Omit every image, and transcribe the remaining entries exactly as given.
____
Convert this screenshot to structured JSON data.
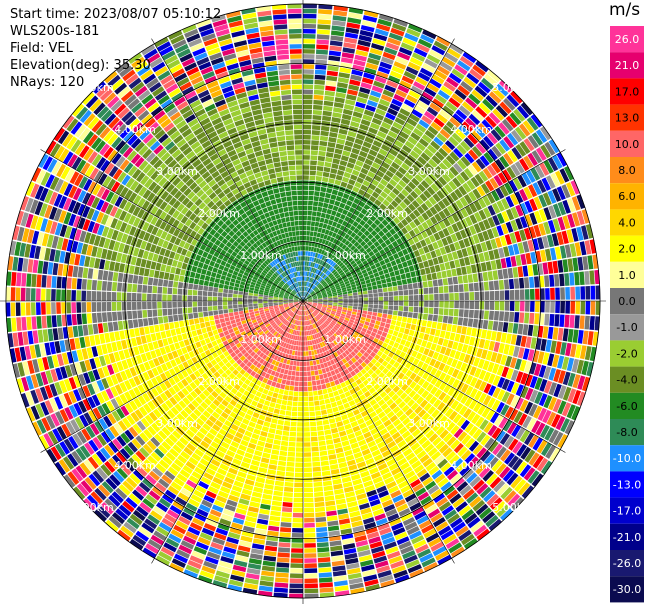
{
  "header": {
    "start_time": "Start time: 2023/08/07 05:10:12",
    "instrument": "WLS200s-181",
    "field": "Field: VEL",
    "elevation": "Elevation(deg): 35.30",
    "nrays": "NRays: 120"
  },
  "chart_data": {
    "type": "heatmap",
    "projection": "polar-ppi",
    "colorbar_unit": "m/s",
    "colorbar_ticks": [
      "26.0",
      "21.0",
      "17.0",
      "13.0",
      "10.0",
      "8.0",
      "6.0",
      "4.0",
      "2.0",
      "1.0",
      "0.0",
      "-1.0",
      "-2.0",
      "-4.0",
      "-6.0",
      "-8.0",
      "-10.0",
      "-13.0",
      "-17.0",
      "-21.0",
      "-26.0",
      "-30.0"
    ],
    "colorbar_colors": [
      "#ff3399",
      "#e6006e",
      "#ff0000",
      "#ff3300",
      "#ff6666",
      "#ff8c1a",
      "#ffb300",
      "#ffd700",
      "#ffff00",
      "#ffff99",
      "#777777",
      "#999999",
      "#9acd32",
      "#6b8e23",
      "#228b22",
      "#2e8b57",
      "#1e90ff",
      "#0000ff",
      "#0000cd",
      "#00008b",
      "#191970",
      "#0b0b50"
    ],
    "range_rings_km": [
      "1.00km",
      "2.00km",
      "3.00km",
      "4.00km",
      "5.00km"
    ],
    "range_label_angles_deg": [
      45,
      135,
      225,
      315
    ],
    "n_rays": 120,
    "max_range_km": 5.1,
    "velocity_field": {
      "inner_toward_sector_deg": [
        270,
        90
      ],
      "inner_away_sector_deg": [
        90,
        270
      ],
      "noise_beyond_km": 3.9
    }
  }
}
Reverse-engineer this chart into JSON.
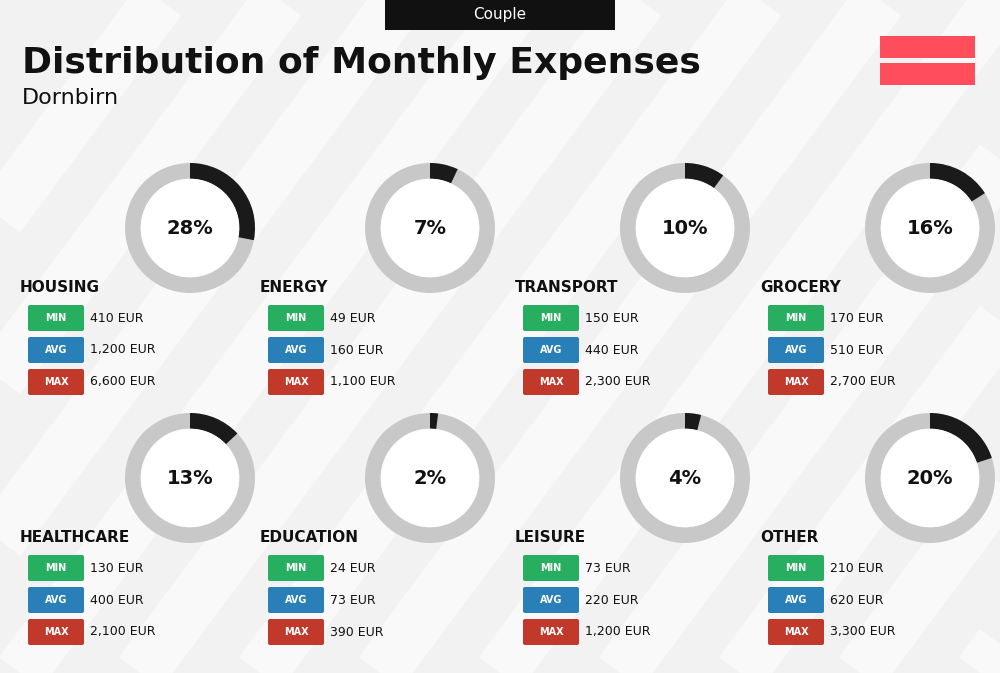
{
  "title": "Distribution of Monthly Expenses",
  "subtitle": "Dornbirn",
  "header_label": "Couple",
  "bg_color": "#f2f2f2",
  "header_bg": "#111111",
  "header_text_color": "#ffffff",
  "flag_color": "#ff4d5b",
  "categories": [
    {
      "name": "HOUSING",
      "percent": 28,
      "min": "410 EUR",
      "avg": "1,200 EUR",
      "max": "6,600 EUR",
      "col": 0,
      "row": 0
    },
    {
      "name": "ENERGY",
      "percent": 7,
      "min": "49 EUR",
      "avg": "160 EUR",
      "max": "1,100 EUR",
      "col": 1,
      "row": 0
    },
    {
      "name": "TRANSPORT",
      "percent": 10,
      "min": "150 EUR",
      "avg": "440 EUR",
      "max": "2,300 EUR",
      "col": 2,
      "row": 0
    },
    {
      "name": "GROCERY",
      "percent": 16,
      "min": "170 EUR",
      "avg": "510 EUR",
      "max": "2,700 EUR",
      "col": 3,
      "row": 0
    },
    {
      "name": "HEALTHCARE",
      "percent": 13,
      "min": "130 EUR",
      "avg": "400 EUR",
      "max": "2,100 EUR",
      "col": 0,
      "row": 1
    },
    {
      "name": "EDUCATION",
      "percent": 2,
      "min": "24 EUR",
      "avg": "73 EUR",
      "max": "390 EUR",
      "col": 1,
      "row": 1
    },
    {
      "name": "LEISURE",
      "percent": 4,
      "min": "73 EUR",
      "avg": "220 EUR",
      "max": "1,200 EUR",
      "col": 2,
      "row": 1
    },
    {
      "name": "OTHER",
      "percent": 20,
      "min": "210 EUR",
      "avg": "620 EUR",
      "max": "3,300 EUR",
      "col": 3,
      "row": 1
    }
  ],
  "min_color": "#27ae60",
  "avg_color": "#2980b9",
  "max_color": "#c0392b",
  "text_color": "#111111",
  "donut_dark": "#1a1a1a",
  "donut_light": "#c8c8c8",
  "white": "#ffffff",
  "diag_color": "#e8e8e8"
}
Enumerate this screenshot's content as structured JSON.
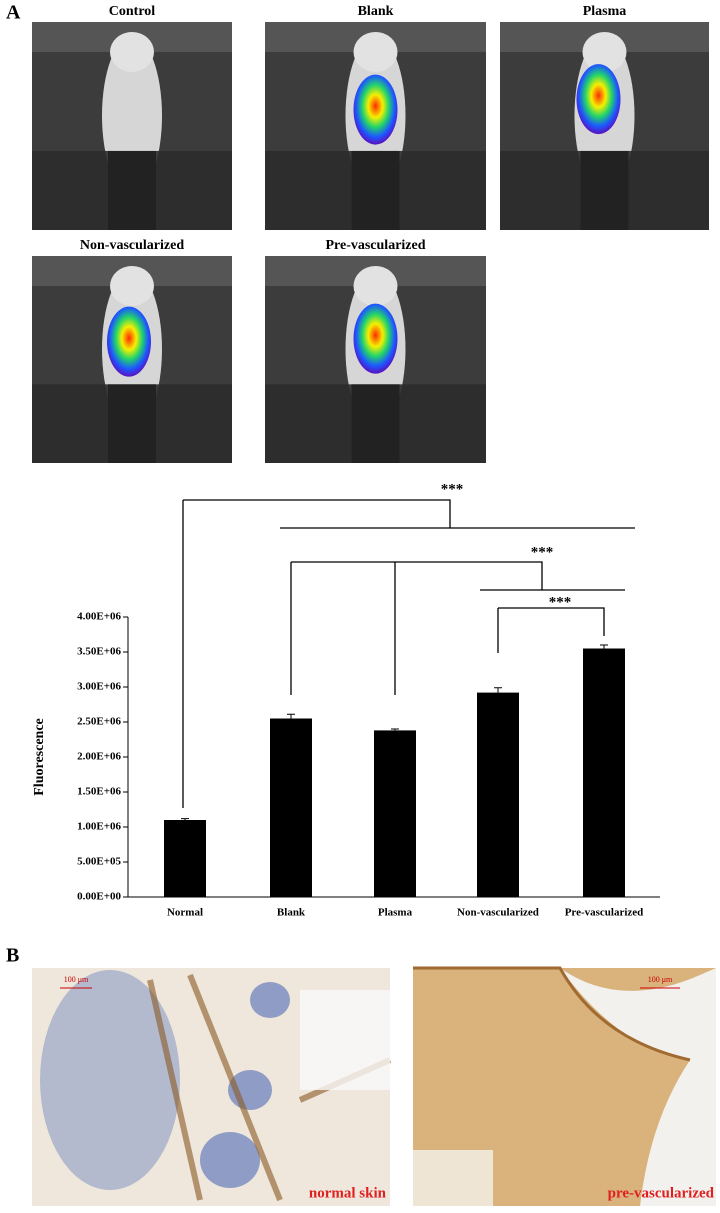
{
  "panel_labels": [
    "A",
    "B"
  ],
  "image_labels": [
    "Control",
    "Blank",
    "Plasma",
    "Non-vascularized",
    "Pre-vascularized"
  ],
  "significance": [
    "***",
    "***",
    "***"
  ],
  "histology": {
    "scale_bar": "100 μm",
    "labels": [
      "normal skin",
      "pre-vascularized"
    ]
  },
  "chart_data": {
    "type": "bar",
    "y_label": "Fluorescence",
    "categories": [
      "Normal",
      "Blank",
      "Plasma",
      "Non-vascularized",
      "Pre-vascularized"
    ],
    "values": [
      1100000,
      2550000,
      2380000,
      2920000,
      3550000
    ],
    "errors": [
      20000,
      60000,
      20000,
      70000,
      50000
    ],
    "color": "#000000",
    "ylim": [
      0,
      4000000
    ],
    "yticks": [
      {
        "value": 0,
        "label": "0.00E+00"
      },
      {
        "value": 500000,
        "label": "5.00E+05"
      },
      {
        "value": 1000000,
        "label": "1.00E+06"
      },
      {
        "value": 1500000,
        "label": "1.50E+06"
      },
      {
        "value": 2000000,
        "label": "2.00E+06"
      },
      {
        "value": 2500000,
        "label": "2.50E+06"
      },
      {
        "value": 3000000,
        "label": "3.00E+06"
      },
      {
        "value": 3500000,
        "label": "3.50E+06"
      },
      {
        "value": 4000000,
        "label": "4.00E+06"
      }
    ]
  }
}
____
*TASK SOLUTION:*
Convert this screenshot to structured JSON data.
{
  "header": {
    "start_time": "Start time: 2023/08/07 05:10:12",
    "instrument": "WLS200s-181",
    "field": "Field: VEL",
    "elevation": "Elevation(deg): 35.30",
    "nrays": "NRays: 120"
  },
  "chart_data": {
    "type": "heatmap",
    "projection": "polar-ppi",
    "colorbar_unit": "m/s",
    "colorbar_ticks": [
      "26.0",
      "21.0",
      "17.0",
      "13.0",
      "10.0",
      "8.0",
      "6.0",
      "4.0",
      "2.0",
      "1.0",
      "0.0",
      "-1.0",
      "-2.0",
      "-4.0",
      "-6.0",
      "-8.0",
      "-10.0",
      "-13.0",
      "-17.0",
      "-21.0",
      "-26.0",
      "-30.0"
    ],
    "colorbar_colors": [
      "#ff3399",
      "#e6006e",
      "#ff0000",
      "#ff3300",
      "#ff6666",
      "#ff8c1a",
      "#ffb300",
      "#ffd700",
      "#ffff00",
      "#ffff99",
      "#777777",
      "#999999",
      "#9acd32",
      "#6b8e23",
      "#228b22",
      "#2e8b57",
      "#1e90ff",
      "#0000ff",
      "#0000cd",
      "#00008b",
      "#191970",
      "#0b0b50"
    ],
    "range_rings_km": [
      "1.00km",
      "2.00km",
      "3.00km",
      "4.00km",
      "5.00km"
    ],
    "range_label_angles_deg": [
      45,
      135,
      225,
      315
    ],
    "n_rays": 120,
    "max_range_km": 5.1,
    "velocity_field": {
      "inner_toward_sector_deg": [
        270,
        90
      ],
      "inner_away_sector_deg": [
        90,
        270
      ],
      "noise_beyond_km": 3.9
    }
  }
}
Reverse-engineer this chart into JSON.
{
  "title": "Distribution of Monthly Expenses",
  "subtitle": "Dornbirn",
  "header_label": "Couple",
  "bg_color": "#f2f2f2",
  "header_bg": "#111111",
  "header_text_color": "#ffffff",
  "flag_color": "#ff4d5b",
  "categories": [
    {
      "name": "HOUSING",
      "percent": 28,
      "min": "410 EUR",
      "avg": "1,200 EUR",
      "max": "6,600 EUR",
      "col": 0,
      "row": 0
    },
    {
      "name": "ENERGY",
      "percent": 7,
      "min": "49 EUR",
      "avg": "160 EUR",
      "max": "1,100 EUR",
      "col": 1,
      "row": 0
    },
    {
      "name": "TRANSPORT",
      "percent": 10,
      "min": "150 EUR",
      "avg": "440 EUR",
      "max": "2,300 EUR",
      "col": 2,
      "row": 0
    },
    {
      "name": "GROCERY",
      "percent": 16,
      "min": "170 EUR",
      "avg": "510 EUR",
      "max": "2,700 EUR",
      "col": 3,
      "row": 0
    },
    {
      "name": "HEALTHCARE",
      "percent": 13,
      "min": "130 EUR",
      "avg": "400 EUR",
      "max": "2,100 EUR",
      "col": 0,
      "row": 1
    },
    {
      "name": "EDUCATION",
      "percent": 2,
      "min": "24 EUR",
      "avg": "73 EUR",
      "max": "390 EUR",
      "col": 1,
      "row": 1
    },
    {
      "name": "LEISURE",
      "percent": 4,
      "min": "73 EUR",
      "avg": "220 EUR",
      "max": "1,200 EUR",
      "col": 2,
      "row": 1
    },
    {
      "name": "OTHER",
      "percent": 20,
      "min": "210 EUR",
      "avg": "620 EUR",
      "max": "3,300 EUR",
      "col": 3,
      "row": 1
    }
  ],
  "min_color": "#27ae60",
  "avg_color": "#2980b9",
  "max_color": "#c0392b",
  "text_color": "#111111",
  "donut_dark": "#1a1a1a",
  "donut_light": "#c8c8c8",
  "white": "#ffffff",
  "diag_color": "#e8e8e8"
}
Enumerate this screenshot's content as structured JSON.
{
  "panel_labels": [
    "A",
    "B"
  ],
  "image_labels": [
    "Control",
    "Blank",
    "Plasma",
    "Non-vascularized",
    "Pre-vascularized"
  ],
  "significance": [
    "***",
    "***",
    "***"
  ],
  "histology": {
    "scale_bar": "100 μm",
    "labels": [
      "normal skin",
      "pre-vascularized"
    ]
  },
  "chart_data": {
    "type": "bar",
    "y_label": "Fluorescence",
    "categories": [
      "Normal",
      "Blank",
      "Plasma",
      "Non-vascularized",
      "Pre-vascularized"
    ],
    "values": [
      1100000,
      2550000,
      2380000,
      2920000,
      3550000
    ],
    "errors": [
      20000,
      60000,
      20000,
      70000,
      50000
    ],
    "color": "#000000",
    "ylim": [
      0,
      4000000
    ],
    "yticks": [
      {
        "value": 0,
        "label": "0.00E+00"
      },
      {
        "value": 500000,
        "label": "5.00E+05"
      },
      {
        "value": 1000000,
        "label": "1.00E+06"
      },
      {
        "value": 1500000,
        "label": "1.50E+06"
      },
      {
        "value": 2000000,
        "label": "2.00E+06"
      },
      {
        "value": 2500000,
        "label": "2.50E+06"
      },
      {
        "value": 3000000,
        "label": "3.00E+06"
      },
      {
        "value": 3500000,
        "label": "3.50E+06"
      },
      {
        "value": 4000000,
        "label": "4.00E+06"
      }
    ]
  }
}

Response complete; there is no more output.